■ Task prompt
Restate the entries word for word, omitting nothing.

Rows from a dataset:

----

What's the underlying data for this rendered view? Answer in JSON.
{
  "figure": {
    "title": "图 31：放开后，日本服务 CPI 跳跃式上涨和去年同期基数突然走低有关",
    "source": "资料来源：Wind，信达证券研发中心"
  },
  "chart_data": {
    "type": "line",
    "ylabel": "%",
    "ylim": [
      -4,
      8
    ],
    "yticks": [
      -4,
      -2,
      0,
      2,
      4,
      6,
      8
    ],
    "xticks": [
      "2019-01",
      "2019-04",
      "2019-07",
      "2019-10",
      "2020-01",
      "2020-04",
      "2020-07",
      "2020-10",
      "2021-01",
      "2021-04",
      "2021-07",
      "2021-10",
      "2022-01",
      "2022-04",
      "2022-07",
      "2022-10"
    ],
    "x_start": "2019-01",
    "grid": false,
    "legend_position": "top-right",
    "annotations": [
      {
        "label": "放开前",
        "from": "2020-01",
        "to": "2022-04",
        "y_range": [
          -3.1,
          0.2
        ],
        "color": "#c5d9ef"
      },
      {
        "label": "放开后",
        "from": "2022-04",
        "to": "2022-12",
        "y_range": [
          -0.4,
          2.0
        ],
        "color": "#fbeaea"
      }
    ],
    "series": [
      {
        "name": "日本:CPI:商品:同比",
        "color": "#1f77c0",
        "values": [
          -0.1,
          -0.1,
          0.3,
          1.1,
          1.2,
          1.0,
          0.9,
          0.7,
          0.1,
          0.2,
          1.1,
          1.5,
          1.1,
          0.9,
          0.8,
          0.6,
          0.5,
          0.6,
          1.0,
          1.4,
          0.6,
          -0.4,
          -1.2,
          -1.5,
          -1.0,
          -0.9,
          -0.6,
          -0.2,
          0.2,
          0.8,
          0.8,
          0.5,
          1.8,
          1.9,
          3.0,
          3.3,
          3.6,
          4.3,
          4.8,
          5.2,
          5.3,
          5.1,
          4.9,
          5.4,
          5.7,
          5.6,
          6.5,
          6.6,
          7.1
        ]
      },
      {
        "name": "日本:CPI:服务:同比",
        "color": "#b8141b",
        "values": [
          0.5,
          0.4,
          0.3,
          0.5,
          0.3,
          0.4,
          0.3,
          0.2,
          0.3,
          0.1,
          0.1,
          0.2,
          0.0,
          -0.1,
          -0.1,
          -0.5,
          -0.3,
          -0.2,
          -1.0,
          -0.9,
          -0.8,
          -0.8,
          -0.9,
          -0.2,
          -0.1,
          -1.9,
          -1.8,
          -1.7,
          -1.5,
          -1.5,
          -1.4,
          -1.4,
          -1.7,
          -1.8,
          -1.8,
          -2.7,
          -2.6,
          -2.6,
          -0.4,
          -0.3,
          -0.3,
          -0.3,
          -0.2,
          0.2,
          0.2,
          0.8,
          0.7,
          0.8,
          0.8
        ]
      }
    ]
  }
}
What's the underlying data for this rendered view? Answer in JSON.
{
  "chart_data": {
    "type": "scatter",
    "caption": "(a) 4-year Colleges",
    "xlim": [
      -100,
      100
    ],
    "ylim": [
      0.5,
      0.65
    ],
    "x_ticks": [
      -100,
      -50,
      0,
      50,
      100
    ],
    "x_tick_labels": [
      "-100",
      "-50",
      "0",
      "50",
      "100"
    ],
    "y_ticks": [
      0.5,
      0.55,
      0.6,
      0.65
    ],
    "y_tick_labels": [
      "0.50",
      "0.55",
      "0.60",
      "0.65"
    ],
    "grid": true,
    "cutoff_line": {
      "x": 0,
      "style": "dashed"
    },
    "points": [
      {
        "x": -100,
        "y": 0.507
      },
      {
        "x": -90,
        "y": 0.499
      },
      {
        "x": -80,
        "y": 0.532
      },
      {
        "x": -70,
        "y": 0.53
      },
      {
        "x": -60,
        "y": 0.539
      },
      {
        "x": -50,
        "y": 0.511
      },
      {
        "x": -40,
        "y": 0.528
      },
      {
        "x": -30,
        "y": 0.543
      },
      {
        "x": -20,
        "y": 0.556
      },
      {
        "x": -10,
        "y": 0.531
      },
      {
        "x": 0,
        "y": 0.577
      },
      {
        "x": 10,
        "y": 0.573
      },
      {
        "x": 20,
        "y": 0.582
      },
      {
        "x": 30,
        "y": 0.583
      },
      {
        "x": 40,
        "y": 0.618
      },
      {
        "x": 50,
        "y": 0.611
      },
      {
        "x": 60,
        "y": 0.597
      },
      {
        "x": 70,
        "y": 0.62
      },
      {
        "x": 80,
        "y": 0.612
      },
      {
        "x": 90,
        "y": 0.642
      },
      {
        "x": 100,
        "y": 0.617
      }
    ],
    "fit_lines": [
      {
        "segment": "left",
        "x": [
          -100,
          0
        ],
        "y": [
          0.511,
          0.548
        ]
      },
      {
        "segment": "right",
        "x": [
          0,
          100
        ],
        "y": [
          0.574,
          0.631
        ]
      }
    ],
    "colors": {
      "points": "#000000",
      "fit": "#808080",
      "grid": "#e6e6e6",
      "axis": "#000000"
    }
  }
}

----

■ The answer
What's the underlying data for this rendered view? Answer in JSON.
{
  "figure": {
    "title": "图 31：放开后，日本服务 CPI 跳跃式上涨和去年同期基数突然走低有关",
    "source": "资料来源：Wind，信达证券研发中心"
  },
  "chart_data": {
    "type": "line",
    "ylabel": "%",
    "ylim": [
      -4,
      8
    ],
    "yticks": [
      -4,
      -2,
      0,
      2,
      4,
      6,
      8
    ],
    "xticks": [
      "2019-01",
      "2019-04",
      "2019-07",
      "2019-10",
      "2020-01",
      "2020-04",
      "2020-07",
      "2020-10",
      "2021-01",
      "2021-04",
      "2021-07",
      "2021-10",
      "2022-01",
      "2022-04",
      "2022-07",
      "2022-10"
    ],
    "x_start": "2019-01",
    "grid": false,
    "legend_position": "top-right",
    "annotations": [
      {
        "label": "放开前",
        "from": "2020-01",
        "to": "2022-04",
        "y_range": [
          -3.1,
          0.2
        ],
        "color": "#c5d9ef"
      },
      {
        "label": "放开后",
        "from": "2022-04",
        "to": "2022-12",
        "y_range": [
          -0.4,
          2.0
        ],
        "color": "#fbeaea"
      }
    ],
    "series": [
      {
        "name": "日本:CPI:商品:同比",
        "color": "#1f77c0",
        "values": [
          -0.1,
          -0.1,
          0.3,
          1.1,
          1.2,
          1.0,
          0.9,
          0.7,
          0.1,
          0.2,
          1.1,
          1.5,
          1.1,
          0.9,
          0.8,
          0.6,
          0.5,
          0.6,
          1.0,
          1.4,
          0.6,
          -0.4,
          -1.2,
          -1.5,
          -1.0,
          -0.9,
          -0.6,
          -0.2,
          0.2,
          0.8,
          0.8,
          0.5,
          1.8,
          1.9,
          3.0,
          3.3,
          3.6,
          4.3,
          4.8,
          5.2,
          5.3,
          5.1,
          4.9,
          5.4,
          5.7,
          5.6,
          6.5,
          6.6,
          7.1
        ]
      },
      {
        "name": "日本:CPI:服务:同比",
        "color": "#b8141b",
        "values": [
          0.5,
          0.4,
          0.3,
          0.5,
          0.3,
          0.4,
          0.3,
          0.2,
          0.3,
          0.1,
          0.1,
          0.2,
          0.0,
          -0.1,
          -0.1,
          -0.5,
          -0.3,
          -0.2,
          -1.0,
          -0.9,
          -0.8,
          -0.8,
          -0.9,
          -0.2,
          -0.1,
          -1.9,
          -1.8,
          -1.7,
          -1.5,
          -1.5,
          -1.4,
          -1.4,
          -1.7,
          -1.8,
          -1.8,
          -2.7,
          -2.6,
          -2.6,
          -0.4,
          -0.3,
          -0.3,
          -0.3,
          -0.2,
          0.2,
          0.2,
          0.8,
          0.7,
          0.8,
          0.8
        ]
      }
    ]
  }
}
What's the underlying data for this rendered view? Answer in JSON.
{
  "chart_data": {
    "type": "scatter",
    "caption": "(a) 4-year Colleges",
    "xlim": [
      -100,
      100
    ],
    "ylim": [
      0.5,
      0.65
    ],
    "x_ticks": [
      -100,
      -50,
      0,
      50,
      100
    ],
    "x_tick_labels": [
      "-100",
      "-50",
      "0",
      "50",
      "100"
    ],
    "y_ticks": [
      0.5,
      0.55,
      0.6,
      0.65
    ],
    "y_tick_labels": [
      "0.50",
      "0.55",
      "0.60",
      "0.65"
    ],
    "grid": true,
    "cutoff_line": {
      "x": 0,
      "style": "dashed"
    },
    "points": [
      {
        "x": -100,
        "y": 0.507
      },
      {
        "x": -90,
        "y": 0.499
      },
      {
        "x": -80,
        "y": 0.532
      },
      {
        "x": -70,
        "y": 0.53
      },
      {
        "x": -60,
        "y": 0.539
      },
      {
        "x": -50,
        "y": 0.511
      },
      {
        "x": -40,
        "y": 0.528
      },
      {
        "x": -30,
        "y": 0.543
      },
      {
        "x": -20,
        "y": 0.556
      },
      {
        "x": -10,
        "y": 0.531
      },
      {
        "x": 0,
        "y": 0.577
      },
      {
        "x": 10,
        "y": 0.573
      },
      {
        "x": 20,
        "y": 0.582
      },
      {
        "x": 30,
        "y": 0.583
      },
      {
        "x": 40,
        "y": 0.618
      },
      {
        "x": 50,
        "y": 0.611
      },
      {
        "x": 60,
        "y": 0.597
      },
      {
        "x": 70,
        "y": 0.62
      },
      {
        "x": 80,
        "y": 0.612
      },
      {
        "x": 90,
        "y": 0.642
      },
      {
        "x": 100,
        "y": 0.617
      }
    ],
    "fit_lines": [
      {
        "segment": "left",
        "x": [
          -100,
          0
        ],
        "y": [
          0.511,
          0.548
        ]
      },
      {
        "segment": "right",
        "x": [
          0,
          100
        ],
        "y": [
          0.574,
          0.631
        ]
      }
    ],
    "colors": {
      "points": "#000000",
      "fit": "#808080",
      "grid": "#e6e6e6",
      "axis": "#000000"
    }
  }
}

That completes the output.